> [Задания]
[a] Перескажите абзац исходного текста, начинающийся словами «Правда, когда эту хитрость раскусили», в виде краткого списка с сохранением основных фактов.
[b] Перечислите по порядку все действия, из которых, согласно исходному тексту, складывался способ получения «легкого ранения».
[c] Почему, согласно исходному тексту, наша артиллерия, как правило, не отвечала на ежедневные артналеты противника?

> [Исходный текст]
────────

К сожалению, были и другого рода «подвиги» штрафников. Ежедневно, как уже упоминалось, фашисты совершали на нас мощные артналеты. Наша артиллерия на них, как правило, не отвечала. Была жесткая установка на максимальную экономию артбоеприпасов, да и патронов. Мы и раньше замечали странную, на наш взгляд, особенность пресловутой немецкой аккуратности – совершать эти налеты в определенное время суток, почти каждый раз после 9 часов вечера. И хотя к этому времени все старались находиться, как правило, в окопах, вдруг стали появляться среди штрафников легко раненые осколками в мягкие ткани, как правило, в ягодицы. Ну, а коль скоро штрафник ранен, пролил кровь – значит, искупил свою вину со всеми вытекающими отсюда последствиями. Число таких случаев здесь, в обороне, где время пребывания в штрафбате текло как-то медленнее, стало подозрительным. Тогда нашему особисту через других штрафников, презрительно относившихся к таким «хитрецам», удалось узнать истинные причины и технологию этих ранений.
Оказывается, во время артналета, под грохот разрывов снарядов, «изобретатели» этого способа бросали в какой-нибудь деревянный сарайчик, а то и в глухой окоп ручную гранату, а затем из стен сарайчика или обшивки окопа выковыривали ее осколки. После этого из автоматного патрона вынимали и выбрасывали пулю, высыпали половину пороха, и вместо пули вставляли подходящего размера осколок. А дальше – дело техники. В очередной артналет из этого автомата выстреливали заряженный осколок в мягкое место – и получали «легкое ранение», а значит, вожделенную свободу.
Правда, когда эту хитрость раскусили, почти всех «хитрецов» выловили в войсках и вновь судили, теперь уже за умышленное членовредительство и фактическое дезертирство из штрафбата. Не все «умники» возвращались в ШБ. Некоторых, с учетом их прежних «заслуг», приговаривали к высшей мере и расстреливали. Основная масса свидетелей этих расстрелов одобрительно встречала приговоры. Вообще к трусам и подобным «изобретателям» в офицерском штрафном батальоне относились, мягко говоря, негативно.
Вспоминаю мои первые дни в батальоне. После наступления в районе города Жлобина он понес большие потери, в том числе и в командном составе, и стоял в обороне. Естественно, требовалось срочное пополнение. Именно тогда была отобрана в 27-м ОПРОСе (Отдельном полку резерва офицерского состава) наша группа из 18 офицеров на командные должности. А к концу войны из этой группы остались в батальоне только трое: я, Миша Гольдштейн и Иван Матвиенко. Прямо как в послевоенной песне «На безымянной высоте», где «нас оставалось только трое, из восемнадцати ребят…»

────────

> [Фрагменты данных]
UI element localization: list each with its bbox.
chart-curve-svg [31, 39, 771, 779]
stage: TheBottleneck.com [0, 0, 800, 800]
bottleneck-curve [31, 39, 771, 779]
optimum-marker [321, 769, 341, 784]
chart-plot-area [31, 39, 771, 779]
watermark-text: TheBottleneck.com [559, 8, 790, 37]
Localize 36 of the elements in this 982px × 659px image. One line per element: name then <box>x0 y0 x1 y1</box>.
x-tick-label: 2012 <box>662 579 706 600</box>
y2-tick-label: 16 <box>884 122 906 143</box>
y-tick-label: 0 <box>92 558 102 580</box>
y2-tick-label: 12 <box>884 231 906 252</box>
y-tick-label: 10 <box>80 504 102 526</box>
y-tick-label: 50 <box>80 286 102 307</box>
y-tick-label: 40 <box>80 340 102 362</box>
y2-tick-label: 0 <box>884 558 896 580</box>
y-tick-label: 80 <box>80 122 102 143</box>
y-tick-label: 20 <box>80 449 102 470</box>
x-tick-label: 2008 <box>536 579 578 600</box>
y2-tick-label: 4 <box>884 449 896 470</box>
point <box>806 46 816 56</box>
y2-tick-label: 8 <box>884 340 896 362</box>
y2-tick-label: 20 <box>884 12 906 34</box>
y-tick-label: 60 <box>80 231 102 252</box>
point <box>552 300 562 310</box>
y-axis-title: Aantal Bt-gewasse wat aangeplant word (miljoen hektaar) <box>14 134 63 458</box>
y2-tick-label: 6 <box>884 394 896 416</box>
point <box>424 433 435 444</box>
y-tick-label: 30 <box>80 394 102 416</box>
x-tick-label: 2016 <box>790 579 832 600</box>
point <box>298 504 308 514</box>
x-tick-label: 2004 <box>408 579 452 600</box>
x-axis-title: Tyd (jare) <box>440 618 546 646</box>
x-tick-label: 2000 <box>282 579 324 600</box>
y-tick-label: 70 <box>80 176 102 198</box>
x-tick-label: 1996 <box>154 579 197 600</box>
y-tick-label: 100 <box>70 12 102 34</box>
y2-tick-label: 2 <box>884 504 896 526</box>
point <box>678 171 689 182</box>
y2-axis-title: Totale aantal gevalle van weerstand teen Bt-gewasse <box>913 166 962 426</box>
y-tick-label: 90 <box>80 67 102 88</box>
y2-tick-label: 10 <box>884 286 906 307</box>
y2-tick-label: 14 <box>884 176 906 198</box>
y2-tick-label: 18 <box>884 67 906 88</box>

────────

> [Ответы]
[a]
- Когда хитрость раскрыли, почти всех «хитрецов» выловили в войсках.
- Их вновь судили за умышленное членовредительство и фактическое дезертирство из штрафбата.
- Не все вернулись в ШБ: некоторых с учетом прежних «заслуг» приговорили к высшей мере и расстреляли.
- Большинство свидетелей расстрелов одобряли приговоры.
- В офицерском штрафном батальоне к трусам и подобным «изобретателям» относились негативно.

[b]
1. Во время артналета бросали ручную гранату в деревянный сарайчик или глухой окоп.
2. Выковыривали осколки из стен сарайчика или обшивки окопа.
3. Вынимали и выбрасывали пулю из автоматного патрона.
4. Высыпали половину пороха.
5. Вместо пули вставляли осколок подходящего размера.
6. Во время очередного артналета выстреливали этим осколком из автомата себе в мягкое место.

[c] Действовала жесткая установка на максимальную экономию артиллерийских боеприпасов, а также патронов.